■ **Exercise aim**:
Hunt for the word "jenes" across the entries below, copying each line that holds it.
## Begin Information given
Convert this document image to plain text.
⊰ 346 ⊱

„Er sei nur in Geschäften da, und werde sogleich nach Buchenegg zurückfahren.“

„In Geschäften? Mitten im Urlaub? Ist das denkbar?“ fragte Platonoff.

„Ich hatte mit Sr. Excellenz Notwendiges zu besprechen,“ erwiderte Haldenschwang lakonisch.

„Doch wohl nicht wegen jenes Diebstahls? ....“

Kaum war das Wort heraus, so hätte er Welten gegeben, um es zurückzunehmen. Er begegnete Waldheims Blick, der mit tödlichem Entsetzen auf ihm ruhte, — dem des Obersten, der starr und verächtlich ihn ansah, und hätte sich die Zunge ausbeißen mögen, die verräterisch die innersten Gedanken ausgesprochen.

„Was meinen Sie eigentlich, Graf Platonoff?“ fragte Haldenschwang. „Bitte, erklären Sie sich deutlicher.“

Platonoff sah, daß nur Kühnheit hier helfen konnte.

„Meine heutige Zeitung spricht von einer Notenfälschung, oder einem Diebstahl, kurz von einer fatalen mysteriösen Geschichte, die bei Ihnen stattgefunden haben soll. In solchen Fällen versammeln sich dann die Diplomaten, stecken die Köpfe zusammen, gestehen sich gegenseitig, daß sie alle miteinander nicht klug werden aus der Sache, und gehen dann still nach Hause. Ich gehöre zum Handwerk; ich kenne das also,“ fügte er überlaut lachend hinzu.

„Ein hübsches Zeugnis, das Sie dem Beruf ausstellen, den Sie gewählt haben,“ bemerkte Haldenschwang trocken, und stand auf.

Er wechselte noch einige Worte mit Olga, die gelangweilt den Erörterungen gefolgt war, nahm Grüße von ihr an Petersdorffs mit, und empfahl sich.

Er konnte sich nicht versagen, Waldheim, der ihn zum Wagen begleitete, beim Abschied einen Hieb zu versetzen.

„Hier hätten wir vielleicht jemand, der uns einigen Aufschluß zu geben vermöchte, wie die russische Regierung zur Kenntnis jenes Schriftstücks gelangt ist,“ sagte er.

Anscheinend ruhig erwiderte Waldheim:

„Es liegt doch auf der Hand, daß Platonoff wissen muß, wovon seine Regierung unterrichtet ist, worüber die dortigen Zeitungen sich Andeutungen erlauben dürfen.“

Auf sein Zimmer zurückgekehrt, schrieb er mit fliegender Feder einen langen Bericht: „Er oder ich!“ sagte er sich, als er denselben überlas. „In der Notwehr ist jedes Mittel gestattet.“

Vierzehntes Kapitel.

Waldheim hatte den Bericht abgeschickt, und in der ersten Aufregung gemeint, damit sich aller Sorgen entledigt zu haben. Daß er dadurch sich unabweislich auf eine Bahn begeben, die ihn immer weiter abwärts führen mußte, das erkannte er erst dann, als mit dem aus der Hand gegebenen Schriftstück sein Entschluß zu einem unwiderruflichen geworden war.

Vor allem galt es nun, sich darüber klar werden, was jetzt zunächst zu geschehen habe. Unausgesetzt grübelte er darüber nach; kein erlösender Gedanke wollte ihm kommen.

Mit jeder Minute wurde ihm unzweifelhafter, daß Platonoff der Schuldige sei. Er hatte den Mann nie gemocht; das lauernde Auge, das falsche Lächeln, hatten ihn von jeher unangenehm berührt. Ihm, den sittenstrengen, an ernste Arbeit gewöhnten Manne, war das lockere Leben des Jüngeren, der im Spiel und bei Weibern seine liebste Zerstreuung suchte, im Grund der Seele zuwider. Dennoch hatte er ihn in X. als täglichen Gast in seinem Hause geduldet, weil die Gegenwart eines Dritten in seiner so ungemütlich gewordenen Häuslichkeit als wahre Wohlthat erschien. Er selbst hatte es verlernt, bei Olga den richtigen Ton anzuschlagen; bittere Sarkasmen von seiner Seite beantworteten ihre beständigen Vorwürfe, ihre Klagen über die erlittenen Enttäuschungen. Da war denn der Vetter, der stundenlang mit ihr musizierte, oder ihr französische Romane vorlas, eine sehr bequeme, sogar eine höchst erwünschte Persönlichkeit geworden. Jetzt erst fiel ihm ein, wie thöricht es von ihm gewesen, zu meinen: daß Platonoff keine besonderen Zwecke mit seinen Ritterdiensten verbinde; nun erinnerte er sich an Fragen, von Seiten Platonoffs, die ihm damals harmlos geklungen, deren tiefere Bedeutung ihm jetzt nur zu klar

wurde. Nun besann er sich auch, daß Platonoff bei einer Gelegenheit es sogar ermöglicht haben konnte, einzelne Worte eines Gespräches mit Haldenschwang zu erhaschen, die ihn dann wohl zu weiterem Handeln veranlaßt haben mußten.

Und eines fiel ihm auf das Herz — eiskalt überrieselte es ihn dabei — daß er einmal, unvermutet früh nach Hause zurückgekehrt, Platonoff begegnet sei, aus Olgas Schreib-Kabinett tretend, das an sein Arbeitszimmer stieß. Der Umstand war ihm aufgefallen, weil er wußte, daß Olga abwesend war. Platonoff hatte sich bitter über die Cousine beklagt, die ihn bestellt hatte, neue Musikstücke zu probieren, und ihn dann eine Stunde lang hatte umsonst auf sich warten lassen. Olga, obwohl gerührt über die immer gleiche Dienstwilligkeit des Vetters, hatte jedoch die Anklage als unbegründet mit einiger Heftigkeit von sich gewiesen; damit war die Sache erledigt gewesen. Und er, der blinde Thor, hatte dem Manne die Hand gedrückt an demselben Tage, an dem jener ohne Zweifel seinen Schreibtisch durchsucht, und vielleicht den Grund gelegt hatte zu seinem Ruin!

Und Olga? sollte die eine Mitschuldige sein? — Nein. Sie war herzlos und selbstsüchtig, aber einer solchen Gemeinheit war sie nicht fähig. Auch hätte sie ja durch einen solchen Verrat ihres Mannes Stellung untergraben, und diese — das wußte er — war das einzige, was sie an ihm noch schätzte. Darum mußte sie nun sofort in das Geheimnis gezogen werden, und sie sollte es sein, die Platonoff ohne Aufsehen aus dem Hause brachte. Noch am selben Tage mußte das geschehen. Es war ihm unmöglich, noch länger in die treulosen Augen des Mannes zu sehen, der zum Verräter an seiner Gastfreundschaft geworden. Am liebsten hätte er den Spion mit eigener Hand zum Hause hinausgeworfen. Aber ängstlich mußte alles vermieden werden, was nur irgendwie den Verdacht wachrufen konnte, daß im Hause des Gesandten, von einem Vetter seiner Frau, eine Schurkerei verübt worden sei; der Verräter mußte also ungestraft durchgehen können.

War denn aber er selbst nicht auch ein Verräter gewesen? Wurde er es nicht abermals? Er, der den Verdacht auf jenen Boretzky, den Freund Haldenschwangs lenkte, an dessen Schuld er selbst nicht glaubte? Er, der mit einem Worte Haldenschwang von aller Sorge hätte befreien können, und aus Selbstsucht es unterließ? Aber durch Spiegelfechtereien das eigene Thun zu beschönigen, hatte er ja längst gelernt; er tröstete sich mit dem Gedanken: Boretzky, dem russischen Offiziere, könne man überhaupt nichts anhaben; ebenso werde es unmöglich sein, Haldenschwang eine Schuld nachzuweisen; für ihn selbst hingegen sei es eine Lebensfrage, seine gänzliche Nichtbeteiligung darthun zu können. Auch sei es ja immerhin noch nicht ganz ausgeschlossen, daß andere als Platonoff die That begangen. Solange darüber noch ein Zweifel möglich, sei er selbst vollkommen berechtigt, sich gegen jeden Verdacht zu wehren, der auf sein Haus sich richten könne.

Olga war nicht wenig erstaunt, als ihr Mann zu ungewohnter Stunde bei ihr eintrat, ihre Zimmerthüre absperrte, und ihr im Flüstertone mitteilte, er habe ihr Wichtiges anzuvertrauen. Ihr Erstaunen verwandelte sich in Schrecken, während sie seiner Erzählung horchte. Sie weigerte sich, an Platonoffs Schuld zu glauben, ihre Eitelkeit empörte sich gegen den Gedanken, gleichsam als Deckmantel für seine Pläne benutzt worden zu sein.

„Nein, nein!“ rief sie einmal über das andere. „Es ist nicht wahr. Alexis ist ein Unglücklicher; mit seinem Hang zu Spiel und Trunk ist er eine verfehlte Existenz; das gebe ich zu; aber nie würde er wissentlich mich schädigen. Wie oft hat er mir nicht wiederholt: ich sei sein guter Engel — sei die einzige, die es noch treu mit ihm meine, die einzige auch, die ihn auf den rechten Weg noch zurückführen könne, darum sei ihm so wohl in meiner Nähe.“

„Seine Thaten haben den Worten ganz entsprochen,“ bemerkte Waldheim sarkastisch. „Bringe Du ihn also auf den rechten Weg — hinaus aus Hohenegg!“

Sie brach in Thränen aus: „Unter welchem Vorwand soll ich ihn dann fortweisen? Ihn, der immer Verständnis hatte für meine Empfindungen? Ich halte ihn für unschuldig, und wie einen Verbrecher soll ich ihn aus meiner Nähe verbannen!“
## End Information given
■ **Response**:
„Doch wohl nicht wegen jenes Diebstahls? ....“
„Hier hätten wir vielleicht jemand, der uns einigen Aufschluß zu geben vermöchte, wie die russische Regierung zur Kenntnis jenes Schriftstücks gelangt ist,“ sagte er.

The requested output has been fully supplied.